(Working data):

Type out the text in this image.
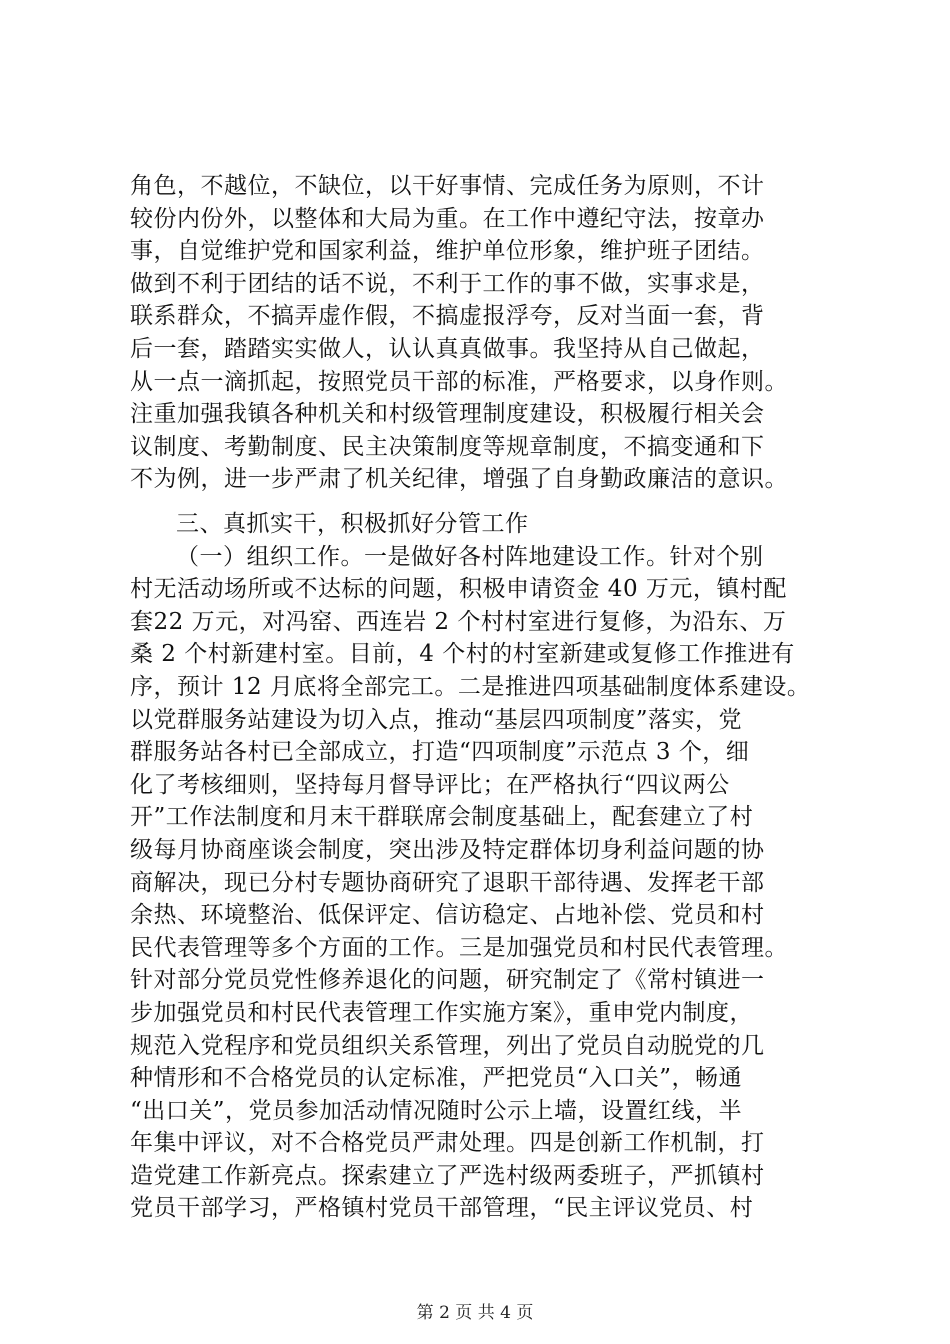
角色，不越位，不缺位，以干好事情、完成任务为原则，不计
较份内份外，以整体和大局为重。在工作中遵纪守法，按章办
事，自觉维护党和国家利益，维护单位形象，维护班子团结。
做到不利于团结的话不说，不利于工作的事不做，实事求是，
联系群众，不搞弄虚作假，不搞虚报浮夸，反对当面一套，背
后一套，踏踏实实做人，认认真真做事。我坚持从自己做起，
从一点一滴抓起，按照党员干部的标准，严格要求，以身作则。
注重加强我镇各种机关和村级管理制度建设，积极履行相关会
议制度、考勤制度、民主决策制度等规章制度，不搞变通和下
不为例，进一步严肃了机关纪律，增强了自身勤政廉洁的意识。
三、真抓实干，积极抓好分管工作
（一）组织工作。一是做好各村阵地建设工作。针对个别
村无活动场所或不达标的问题，积极申请资金 40 万元，镇村配
套22 万元，对冯窑、西连岩 2 个村村室进行复修，为沿东、万
桑 2 个村新建村室。目前，4 个村的村室新建或复修工作推进有
序，预计 12 月底将全部完工。二是推进四项基础制度体系建设。
以党群服务站建设为切入点，推动“基层四项制度”落实，党
群服务站各村已全部成立，打造“四项制度”示范点 3 个，细
化了考核细则，坚持每月督导评比；在严格执行“四议两公
开”工作法制度和月末干群联席会制度基础上，配套建立了村
级每月协商座谈会制度，突出涉及特定群体切身利益问题的协
商解决，现已分村专题协商研究了退职干部待遇、发挥老干部
余热、环境整治、低保评定、信访稳定、占地补偿、党员和村
民代表管理等多个方面的工作。三是加强党员和村民代表管理。
针对部分党员党性修养退化的问题，研究制定了《常村镇进一
步加强党员和村民代表管理工作实施方案》，重申党内制度，
规范入党程序和党员组织关系管理，列出了党员自动脱党的几
种情形和不合格党员的认定标准，严把党员“入口关”，畅通
“出口关”，党员参加活动情况随时公示上墙，设置红线，半
年集中评议，对不合格党员严肃处理。四是创新工作机制，打
造党建工作新亮点。探索建立了严选村级两委班子，严抓镇村
党员干部学习，严格镇村党员干部管理，“民主评议党员、村
第 2 页 共 4 页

(What you need to do): In the copy, include no pictures; restate the listing above exactly.

(Solution):
Type out the text in this image.
角色，不越位，不缺位，以干好事情、完成任务为原则，不计
较份内份外，以整体和大局为重。在工作中遵纪守法，按章办
事，自觉维护党和国家利益，维护单位形象，维护班子团结。
做到不利于团结的话不说，不利于工作的事不做，实事求是，
联系群众，不搞弄虚作假，不搞虚报浮夸，反对当面一套，背
后一套，踏踏实实做人，认认真真做事。我坚持从自己做起，
从一点一滴抓起，按照党员干部的标准，严格要求，以身作则。
注重加强我镇各种机关和村级管理制度建设，积极履行相关会
议制度、考勤制度、民主决策制度等规章制度，不搞变通和下
不为例，进一步严肃了机关纪律，增强了自身勤政廉洁的意识。
三、真抓实干，积极抓好分管工作
（一）组织工作。一是做好各村阵地建设工作。针对个别
村无活动场所或不达标的问题，积极申请资金 40 万元，镇村配
套22 万元，对冯窑、西连岩 2 个村村室进行复修，为沿东、万
桑 2 个村新建村室。目前，4 个村的村室新建或复修工作推进有
序，预计 12 月底将全部完工。二是推进四项基础制度体系建设。
以党群服务站建设为切入点，推动“基层四项制度”落实，党
群服务站各村已全部成立，打造“四项制度”示范点 3 个，细
化了考核细则，坚持每月督导评比；在严格执行“四议两公
开”工作法制度和月末干群联席会制度基础上，配套建立了村
级每月协商座谈会制度，突出涉及特定群体切身利益问题的协
商解决，现已分村专题协商研究了退职干部待遇、发挥老干部
余热、环境整治、低保评定、信访稳定、占地补偿、党员和村
民代表管理等多个方面的工作。三是加强党员和村民代表管理。
针对部分党员党性修养退化的问题，研究制定了《常村镇进一
步加强党员和村民代表管理工作实施方案》，重申党内制度，
规范入党程序和党员组织关系管理，列出了党员自动脱党的几
种情形和不合格党员的认定标准，严把党员“入口关”，畅通
“出口关”，党员参加活动情况随时公示上墙，设置红线，半
年集中评议，对不合格党员严肃处理。四是创新工作机制，打
造党建工作新亮点。探索建立了严选村级两委班子，严抓镇村
党员干部学习，严格镇村党员干部管理，“民主评议党员、村
第 2 页 共 4 页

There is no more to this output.